_DIRECTION_. Copy out each line of the listing that has the word "peer" in it.

_RECORDS PROVIDED_.
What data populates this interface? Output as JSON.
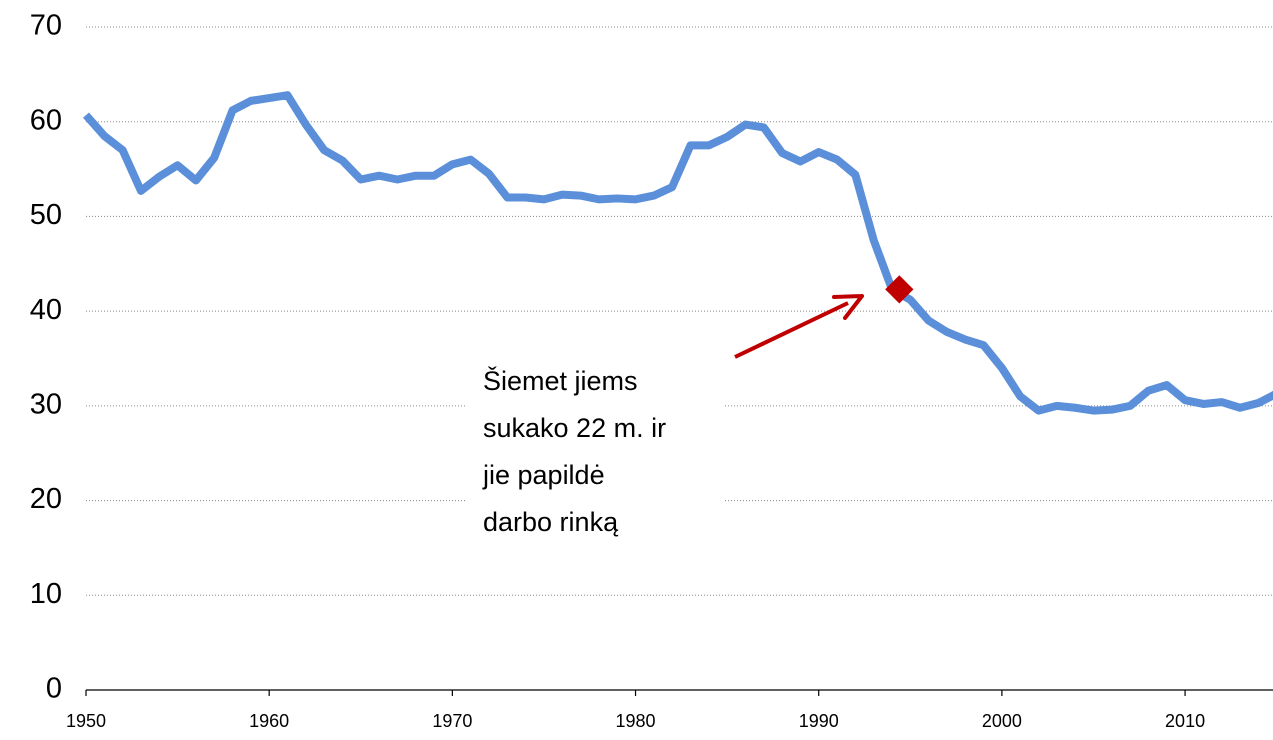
{
  "chart_data": {
    "type": "line",
    "x": [
      1950,
      1951,
      1952,
      1953,
      1954,
      1955,
      1956,
      1957,
      1958,
      1959,
      1960,
      1961,
      1962,
      1963,
      1964,
      1965,
      1966,
      1967,
      1968,
      1969,
      1970,
      1971,
      1972,
      1973,
      1974,
      1975,
      1976,
      1977,
      1978,
      1979,
      1980,
      1981,
      1982,
      1983,
      1984,
      1985,
      1986,
      1987,
      1988,
      1989,
      1990,
      1991,
      1992,
      1993,
      1994,
      1995,
      1996,
      1997,
      1998,
      1999,
      2000,
      2001,
      2002,
      2003,
      2004,
      2005,
      2006,
      2007,
      2008,
      2009,
      2010,
      2011,
      2012,
      2013,
      2014,
      2015
    ],
    "series": [
      {
        "color": "#5b8fd9",
        "values": [
          60.7,
          58.5,
          57.0,
          52.7,
          54.2,
          55.4,
          53.8,
          56.2,
          61.2,
          62.2,
          62.5,
          62.8,
          59.7,
          57.0,
          55.9,
          53.9,
          54.3,
          53.9,
          54.3,
          54.3,
          55.5,
          56.0,
          54.5,
          52.0,
          52.0,
          51.8,
          52.3,
          52.2,
          51.8,
          51.9,
          51.8,
          52.2,
          53.1,
          57.5,
          57.5,
          58.4,
          59.7,
          59.4,
          56.7,
          55.8,
          56.8,
          56.0,
          54.4,
          47.5,
          42.3,
          41.2,
          39.0,
          37.8,
          37.0,
          36.4,
          34.0,
          31.0,
          29.5,
          30.0,
          29.8,
          29.5,
          29.6,
          30.0,
          31.6,
          32.2,
          30.6,
          30.2,
          30.4,
          29.8,
          30.3,
          31.3
        ]
      }
    ],
    "xlim": [
      1950,
      2014.8
    ],
    "xticks": [
      1950,
      1960,
      1970,
      1980,
      1990,
      2000,
      2010
    ],
    "ylim": [
      0,
      70
    ],
    "yticks": [
      0,
      10,
      20,
      30,
      40,
      50,
      60,
      70
    ],
    "grid": true,
    "highlight": {
      "x": 1994.4,
      "y": 42.3,
      "color": "#c00000"
    },
    "annotation": [
      "Šiemet jiems",
      "sukako 22 m. ir",
      "jie papildė",
      "darbo rinką"
    ]
  }
}
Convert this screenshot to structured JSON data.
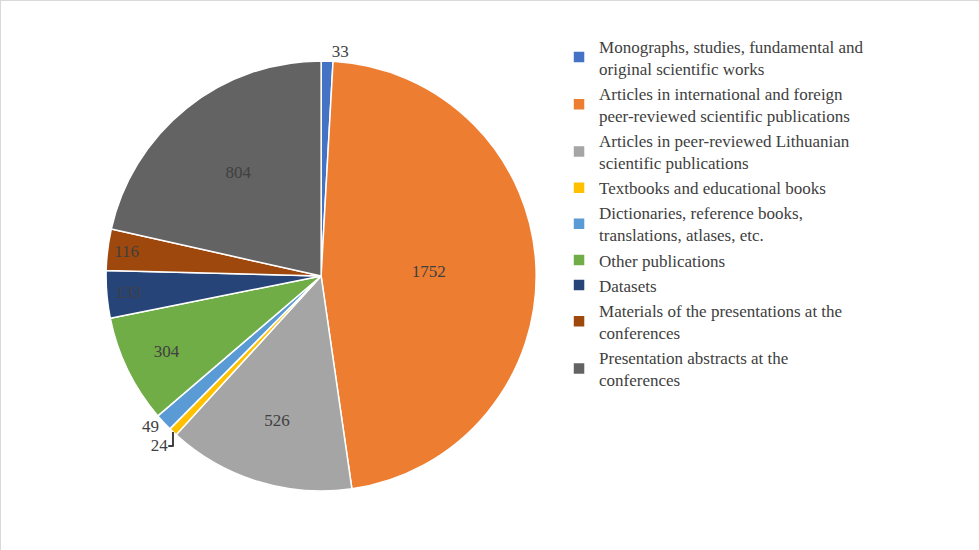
{
  "chart_data": {
    "type": "pie",
    "categories": [
      "Monographs, studies, fundamental and original scientific works",
      "Articles in international and foreign peer-reviewed scientific publications",
      "Articles in peer-reviewed Lithuanian scientific publications",
      "Textbooks and educational books",
      "Dictionaries, reference books, translations, atlases, etc.",
      "Other publications",
      "Datasets",
      "Materials of the presentations at the conferences",
      "Presentation abstracts at the conferences"
    ],
    "values": [
      33,
      1752,
      526,
      24,
      49,
      304,
      133,
      116,
      804
    ],
    "colors": [
      "#4472c4",
      "#ed7d31",
      "#a5a5a5",
      "#ffc000",
      "#5b9bd5",
      "#70ad47",
      "#264478",
      "#9e480e",
      "#636363"
    ],
    "data_labels": true,
    "legend": "right"
  }
}
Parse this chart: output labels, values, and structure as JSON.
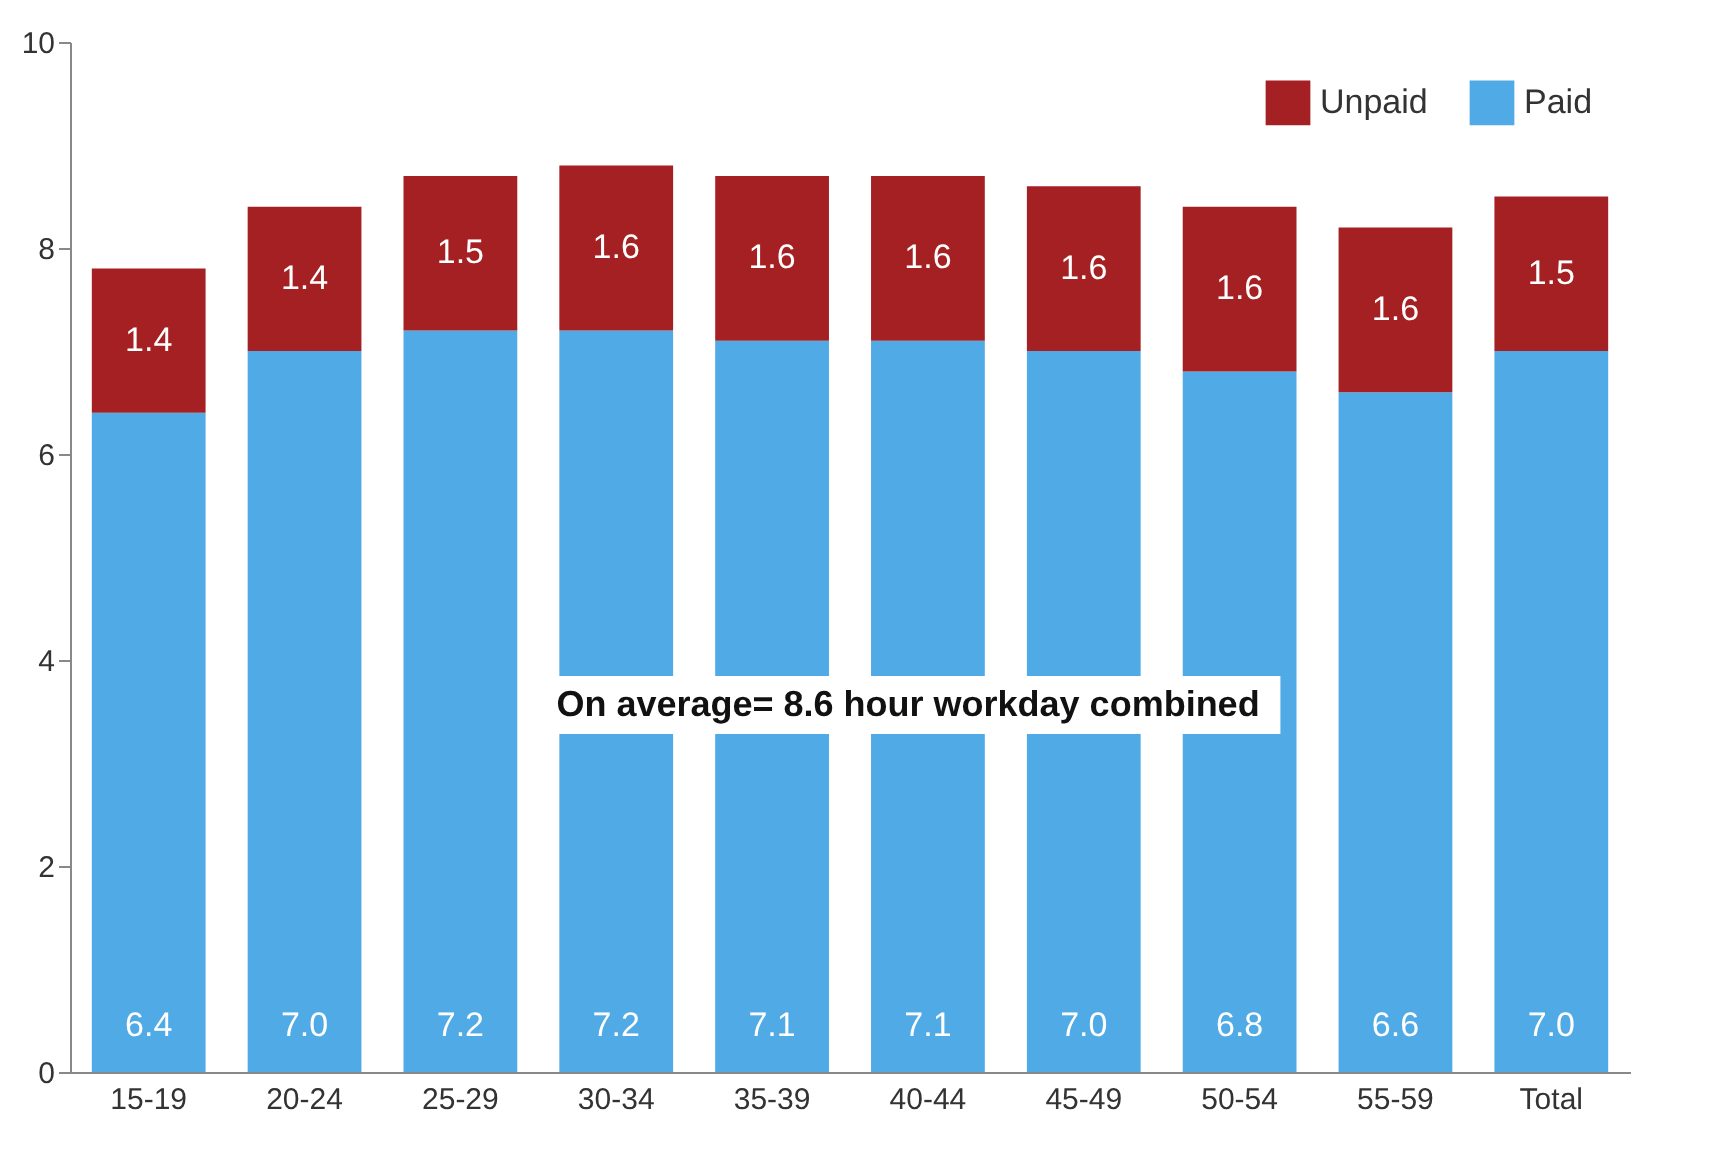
{
  "chart_data": {
    "type": "bar",
    "stacked": true,
    "categories": [
      "15-19",
      "20-24",
      "25-29",
      "30-34",
      "35-39",
      "40-44",
      "45-49",
      "50-54",
      "55-59",
      "Total"
    ],
    "series": [
      {
        "name": "Paid",
        "color": "#4faae5",
        "values": [
          6.4,
          7.0,
          7.2,
          7.2,
          7.1,
          7.1,
          7.0,
          6.8,
          6.6,
          7.0
        ],
        "value_labels": [
          "6.4",
          "7.0",
          "7.2",
          "7.2",
          "7.1",
          "7.1",
          "7.0",
          "6.8",
          "6.6",
          "7.0"
        ]
      },
      {
        "name": "Unpaid",
        "color": "#a52022",
        "values": [
          1.4,
          1.4,
          1.5,
          1.6,
          1.6,
          1.6,
          1.6,
          1.6,
          1.6,
          1.5
        ],
        "value_labels": [
          "1.4",
          "1.4",
          "1.5",
          "1.6",
          "1.6",
          "1.6",
          "1.6",
          "1.6",
          "1.6",
          "1.5"
        ]
      }
    ],
    "ylim": [
      0,
      10
    ],
    "yticks": [
      0,
      2,
      4,
      6,
      8,
      10
    ],
    "grid": false,
    "legend": "top right",
    "annotations": [
      "On average= 8.6 hour workday combined"
    ]
  }
}
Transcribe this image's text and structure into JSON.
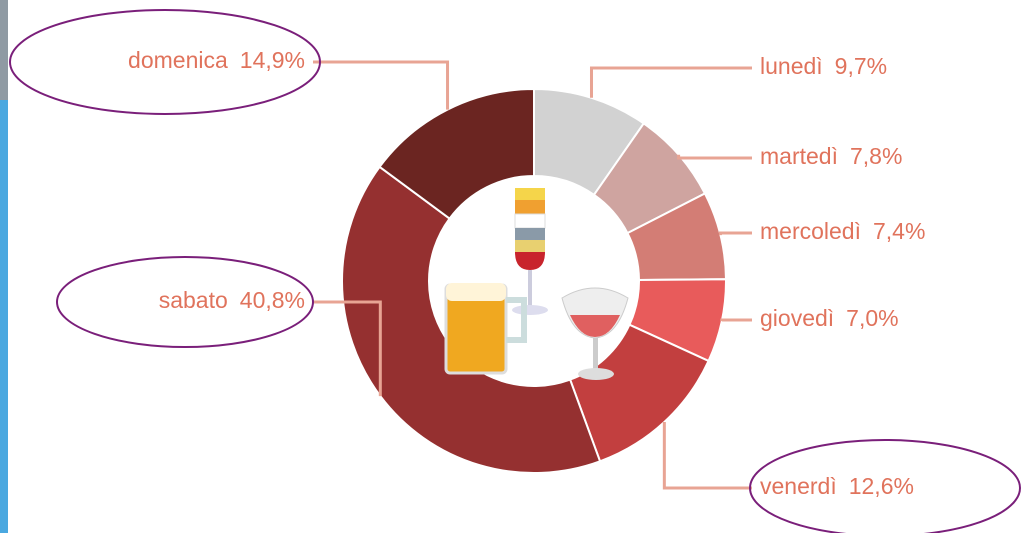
{
  "chart_data": {
    "type": "donut",
    "categories": [
      "lunedì",
      "martedì",
      "mercoledì",
      "giovedì",
      "venerdì",
      "sabato",
      "domenica"
    ],
    "values": [
      9.7,
      7.8,
      7.4,
      7.0,
      12.6,
      40.8,
      14.9
    ],
    "value_labels": [
      "9,7%",
      "7,8%",
      "7,4%",
      "7,0%",
      "12,6%",
      "40,8%",
      "14,9%"
    ],
    "colors": [
      "#d2d2d2",
      "#cfa4a0",
      "#d37d75",
      "#e85b5b",
      "#c23f3f",
      "#953030",
      "#6b2521"
    ]
  }
}
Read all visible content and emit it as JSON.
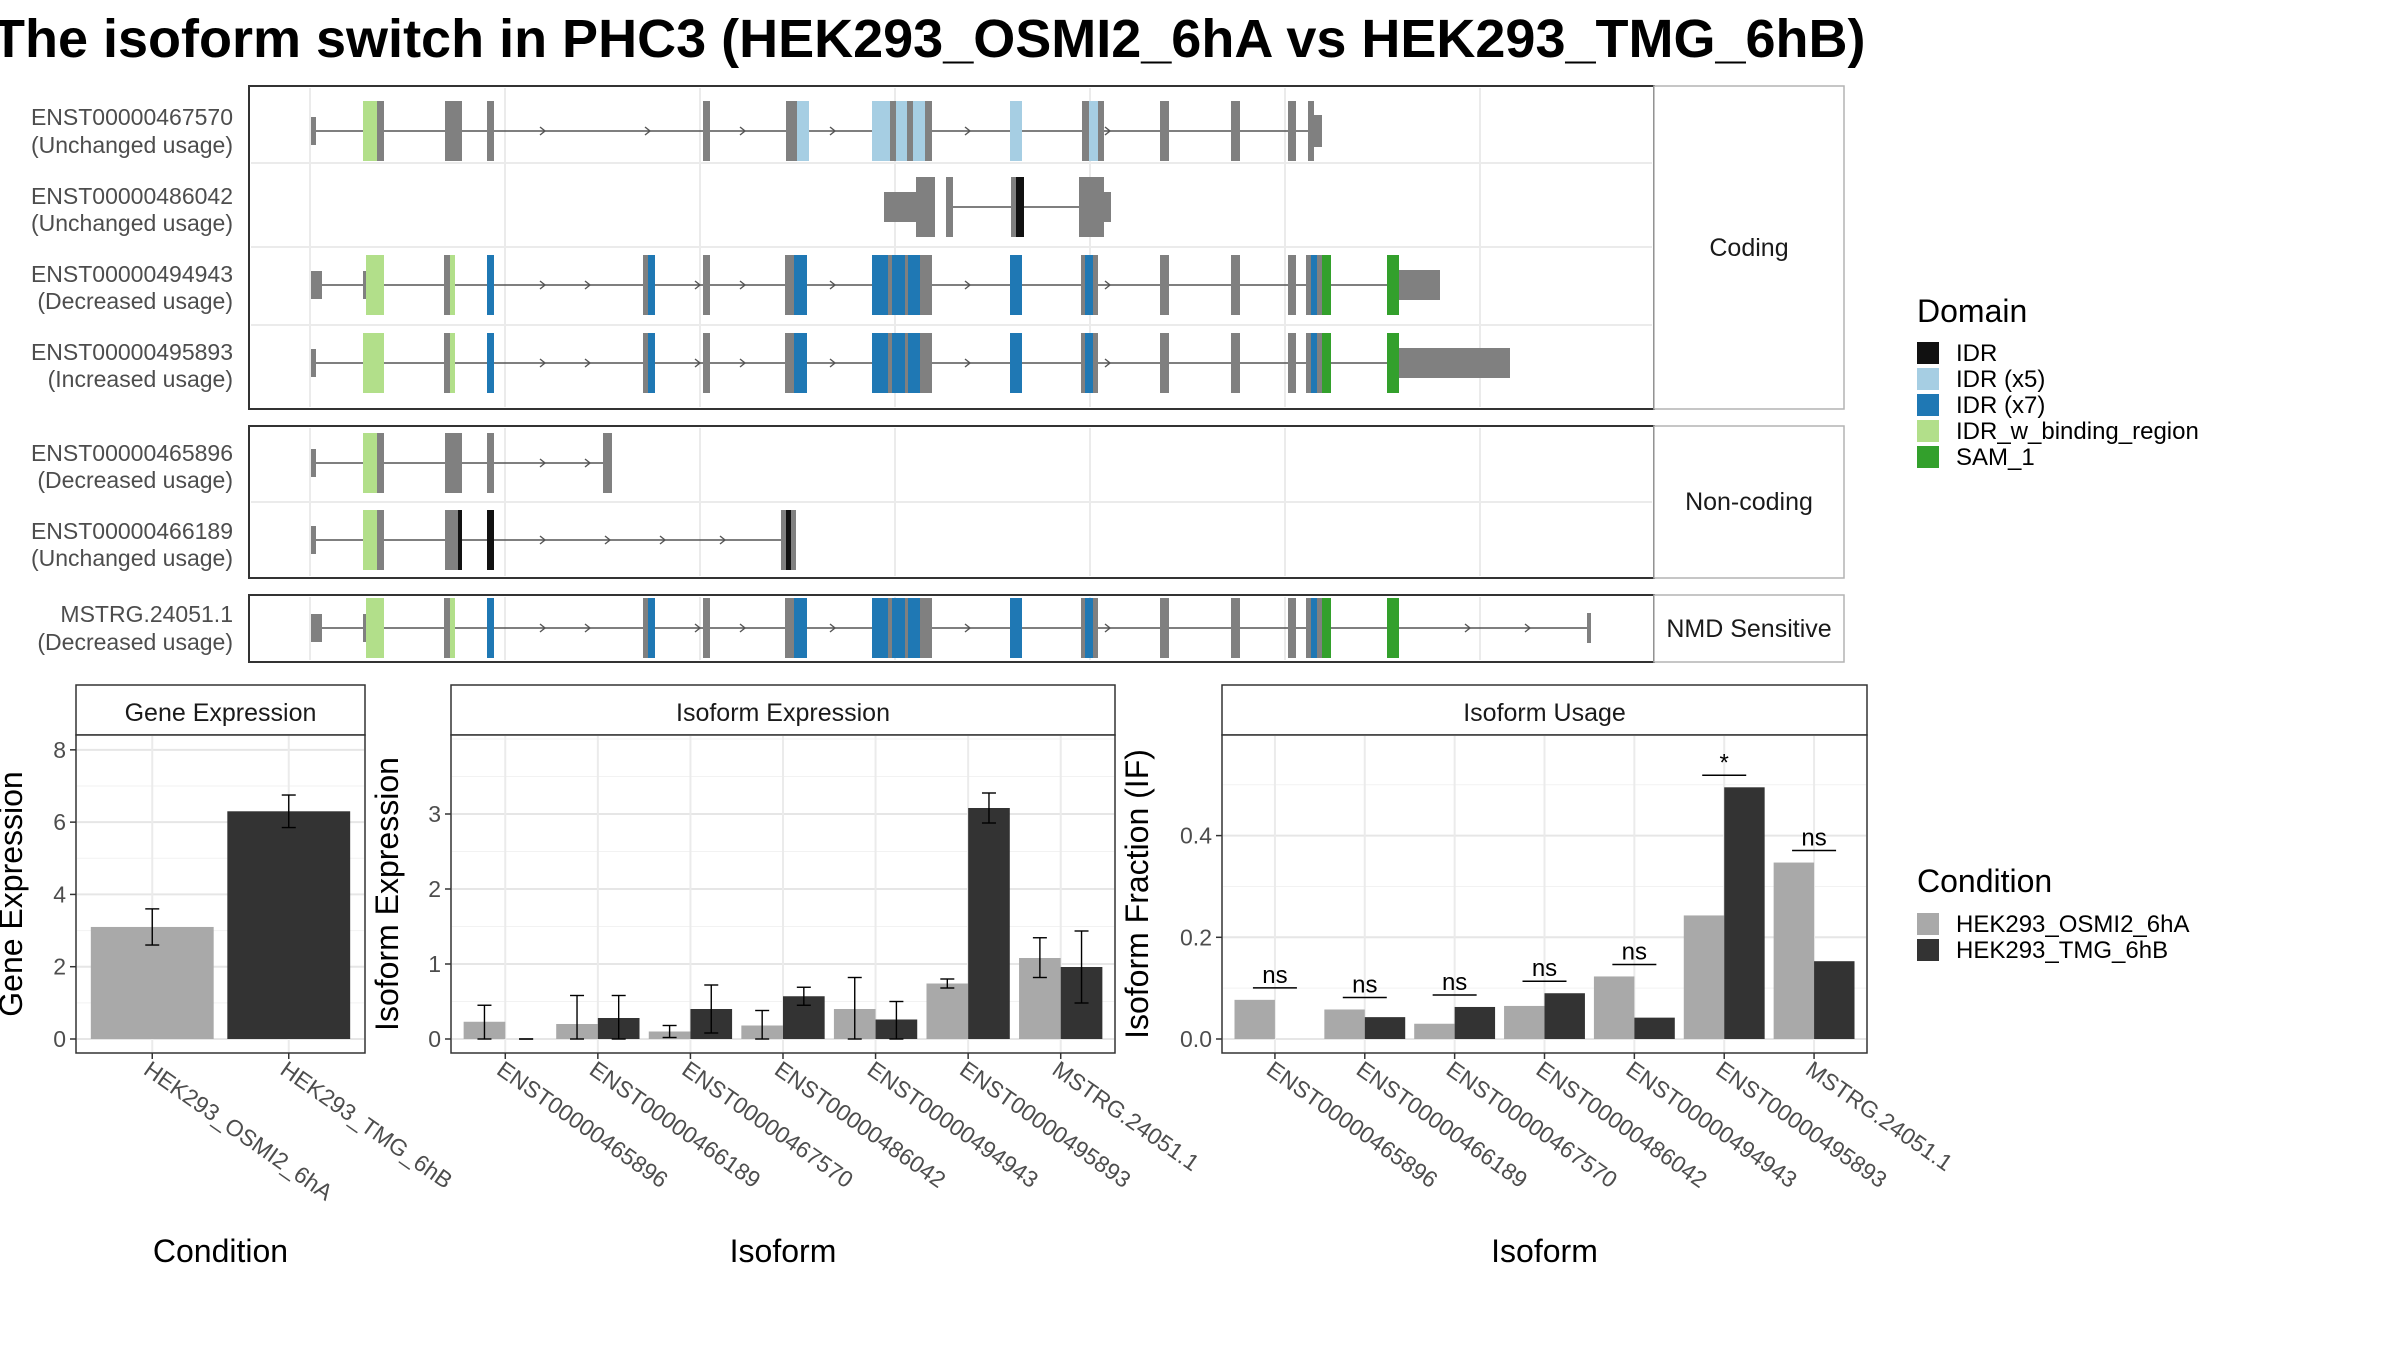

_SOLUTION TO THIS EXERCISE_.
      "Articles in international and foreign peer-reviewed scientific publications",
      "Articles in peer-reviewed Lithuanian scientific publications",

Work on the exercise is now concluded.